=== DATA ENTRIES ===

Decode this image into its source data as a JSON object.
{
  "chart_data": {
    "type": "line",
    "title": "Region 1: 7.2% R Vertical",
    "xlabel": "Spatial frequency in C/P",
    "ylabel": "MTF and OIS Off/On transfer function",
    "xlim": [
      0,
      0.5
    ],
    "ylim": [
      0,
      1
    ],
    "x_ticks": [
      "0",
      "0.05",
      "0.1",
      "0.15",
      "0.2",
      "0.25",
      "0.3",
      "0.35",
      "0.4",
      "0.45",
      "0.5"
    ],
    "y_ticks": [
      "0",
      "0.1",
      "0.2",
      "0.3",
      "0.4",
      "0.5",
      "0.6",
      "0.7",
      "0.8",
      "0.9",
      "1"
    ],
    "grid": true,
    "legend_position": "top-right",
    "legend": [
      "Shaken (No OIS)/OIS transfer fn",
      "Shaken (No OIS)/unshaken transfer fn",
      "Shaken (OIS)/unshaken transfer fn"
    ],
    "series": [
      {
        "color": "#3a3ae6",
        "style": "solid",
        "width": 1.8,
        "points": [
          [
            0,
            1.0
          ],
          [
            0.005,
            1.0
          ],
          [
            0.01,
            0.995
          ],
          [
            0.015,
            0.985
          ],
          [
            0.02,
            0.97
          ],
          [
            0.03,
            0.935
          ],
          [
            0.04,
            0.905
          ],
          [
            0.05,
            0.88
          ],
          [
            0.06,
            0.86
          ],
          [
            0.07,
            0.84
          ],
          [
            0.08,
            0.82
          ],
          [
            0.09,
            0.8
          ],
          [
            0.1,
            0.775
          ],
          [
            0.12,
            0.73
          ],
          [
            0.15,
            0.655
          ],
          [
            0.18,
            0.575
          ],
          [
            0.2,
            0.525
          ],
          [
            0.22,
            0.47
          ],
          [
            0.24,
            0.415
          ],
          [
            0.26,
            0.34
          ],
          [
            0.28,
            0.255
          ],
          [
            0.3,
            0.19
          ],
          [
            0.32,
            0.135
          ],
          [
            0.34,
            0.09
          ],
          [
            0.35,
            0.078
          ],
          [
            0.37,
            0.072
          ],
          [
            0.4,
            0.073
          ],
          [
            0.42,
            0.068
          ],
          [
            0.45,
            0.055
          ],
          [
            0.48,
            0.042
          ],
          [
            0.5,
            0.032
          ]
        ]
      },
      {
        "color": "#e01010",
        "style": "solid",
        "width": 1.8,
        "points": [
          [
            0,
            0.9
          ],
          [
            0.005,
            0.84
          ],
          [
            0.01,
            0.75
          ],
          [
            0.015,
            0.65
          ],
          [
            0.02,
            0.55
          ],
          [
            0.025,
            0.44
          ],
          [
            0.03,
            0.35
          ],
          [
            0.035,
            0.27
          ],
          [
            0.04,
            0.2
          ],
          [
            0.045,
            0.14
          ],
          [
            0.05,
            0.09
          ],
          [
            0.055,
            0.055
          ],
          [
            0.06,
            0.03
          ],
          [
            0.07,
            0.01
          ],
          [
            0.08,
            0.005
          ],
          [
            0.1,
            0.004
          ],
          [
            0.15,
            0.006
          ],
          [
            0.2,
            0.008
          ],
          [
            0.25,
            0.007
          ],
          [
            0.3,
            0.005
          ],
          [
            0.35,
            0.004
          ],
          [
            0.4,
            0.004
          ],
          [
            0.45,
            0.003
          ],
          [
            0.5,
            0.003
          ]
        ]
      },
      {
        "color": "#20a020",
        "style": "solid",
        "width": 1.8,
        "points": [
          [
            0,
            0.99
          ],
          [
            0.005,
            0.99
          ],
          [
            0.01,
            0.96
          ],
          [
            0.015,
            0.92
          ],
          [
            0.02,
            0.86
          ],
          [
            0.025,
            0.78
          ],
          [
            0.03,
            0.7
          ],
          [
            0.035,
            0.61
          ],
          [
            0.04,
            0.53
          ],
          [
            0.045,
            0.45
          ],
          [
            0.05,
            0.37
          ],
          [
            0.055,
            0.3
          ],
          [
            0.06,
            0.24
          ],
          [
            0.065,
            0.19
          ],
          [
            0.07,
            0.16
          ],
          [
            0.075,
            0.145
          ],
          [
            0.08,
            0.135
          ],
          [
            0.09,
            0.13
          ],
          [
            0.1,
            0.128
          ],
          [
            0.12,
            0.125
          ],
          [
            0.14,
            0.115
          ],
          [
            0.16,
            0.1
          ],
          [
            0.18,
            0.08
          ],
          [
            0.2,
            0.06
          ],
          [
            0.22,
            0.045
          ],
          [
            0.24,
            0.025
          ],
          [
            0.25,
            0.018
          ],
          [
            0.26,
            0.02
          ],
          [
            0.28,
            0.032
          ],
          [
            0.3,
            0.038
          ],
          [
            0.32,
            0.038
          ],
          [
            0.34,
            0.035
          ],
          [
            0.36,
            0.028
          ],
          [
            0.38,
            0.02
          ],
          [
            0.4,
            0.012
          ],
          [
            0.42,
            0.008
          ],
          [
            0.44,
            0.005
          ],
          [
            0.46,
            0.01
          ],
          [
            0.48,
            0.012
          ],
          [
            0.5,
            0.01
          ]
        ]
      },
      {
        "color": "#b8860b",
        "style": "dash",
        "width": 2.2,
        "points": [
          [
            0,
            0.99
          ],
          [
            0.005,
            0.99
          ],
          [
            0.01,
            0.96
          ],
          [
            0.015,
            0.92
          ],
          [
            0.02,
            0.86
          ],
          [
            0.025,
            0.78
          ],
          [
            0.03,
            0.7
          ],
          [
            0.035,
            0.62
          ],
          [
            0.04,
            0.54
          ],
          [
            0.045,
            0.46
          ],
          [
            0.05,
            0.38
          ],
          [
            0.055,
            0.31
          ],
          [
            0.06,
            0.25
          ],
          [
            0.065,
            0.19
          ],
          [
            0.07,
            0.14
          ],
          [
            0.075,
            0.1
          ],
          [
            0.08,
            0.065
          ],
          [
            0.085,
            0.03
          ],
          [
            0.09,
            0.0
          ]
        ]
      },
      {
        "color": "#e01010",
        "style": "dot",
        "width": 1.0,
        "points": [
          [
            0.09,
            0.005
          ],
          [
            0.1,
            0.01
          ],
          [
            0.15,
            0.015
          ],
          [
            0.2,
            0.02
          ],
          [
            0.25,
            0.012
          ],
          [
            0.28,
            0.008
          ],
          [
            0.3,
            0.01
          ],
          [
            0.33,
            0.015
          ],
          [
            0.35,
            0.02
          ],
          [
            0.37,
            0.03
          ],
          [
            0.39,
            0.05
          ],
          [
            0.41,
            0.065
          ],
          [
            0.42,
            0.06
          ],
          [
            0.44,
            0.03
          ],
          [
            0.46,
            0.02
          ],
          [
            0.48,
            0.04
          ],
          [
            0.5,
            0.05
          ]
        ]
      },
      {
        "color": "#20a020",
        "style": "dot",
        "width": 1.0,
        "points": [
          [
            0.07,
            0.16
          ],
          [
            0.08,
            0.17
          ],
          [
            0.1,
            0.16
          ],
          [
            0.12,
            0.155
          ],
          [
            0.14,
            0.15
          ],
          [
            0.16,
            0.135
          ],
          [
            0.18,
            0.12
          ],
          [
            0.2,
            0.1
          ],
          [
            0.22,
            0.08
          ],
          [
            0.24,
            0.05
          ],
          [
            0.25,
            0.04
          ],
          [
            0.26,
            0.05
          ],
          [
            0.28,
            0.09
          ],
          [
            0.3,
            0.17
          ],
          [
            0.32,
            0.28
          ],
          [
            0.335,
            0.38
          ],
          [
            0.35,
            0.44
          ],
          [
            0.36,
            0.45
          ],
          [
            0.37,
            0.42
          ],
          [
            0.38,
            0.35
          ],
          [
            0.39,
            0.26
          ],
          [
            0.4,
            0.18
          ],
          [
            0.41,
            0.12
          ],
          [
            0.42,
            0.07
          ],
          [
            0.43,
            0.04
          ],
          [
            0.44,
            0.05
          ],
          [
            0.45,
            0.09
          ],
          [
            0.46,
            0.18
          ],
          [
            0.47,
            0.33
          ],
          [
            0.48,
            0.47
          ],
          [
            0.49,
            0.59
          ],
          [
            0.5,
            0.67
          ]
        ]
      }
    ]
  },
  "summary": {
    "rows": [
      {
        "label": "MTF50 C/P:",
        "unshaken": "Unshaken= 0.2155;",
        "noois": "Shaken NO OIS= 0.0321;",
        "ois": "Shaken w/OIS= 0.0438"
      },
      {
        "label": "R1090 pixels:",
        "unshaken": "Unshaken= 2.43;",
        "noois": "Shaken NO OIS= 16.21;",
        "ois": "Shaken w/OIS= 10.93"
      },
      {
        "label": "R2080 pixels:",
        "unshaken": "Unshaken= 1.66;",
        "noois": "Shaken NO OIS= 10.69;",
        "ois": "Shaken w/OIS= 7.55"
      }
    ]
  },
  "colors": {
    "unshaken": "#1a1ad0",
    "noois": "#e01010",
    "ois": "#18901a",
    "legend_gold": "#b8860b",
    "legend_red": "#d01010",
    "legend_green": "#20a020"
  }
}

===

* TASK *
Above are the records. Copy every line in them holding "pixels".

* FINAL RESULT *
        "label": "R1090 pixels:",
        "label": "R2080 pixels:",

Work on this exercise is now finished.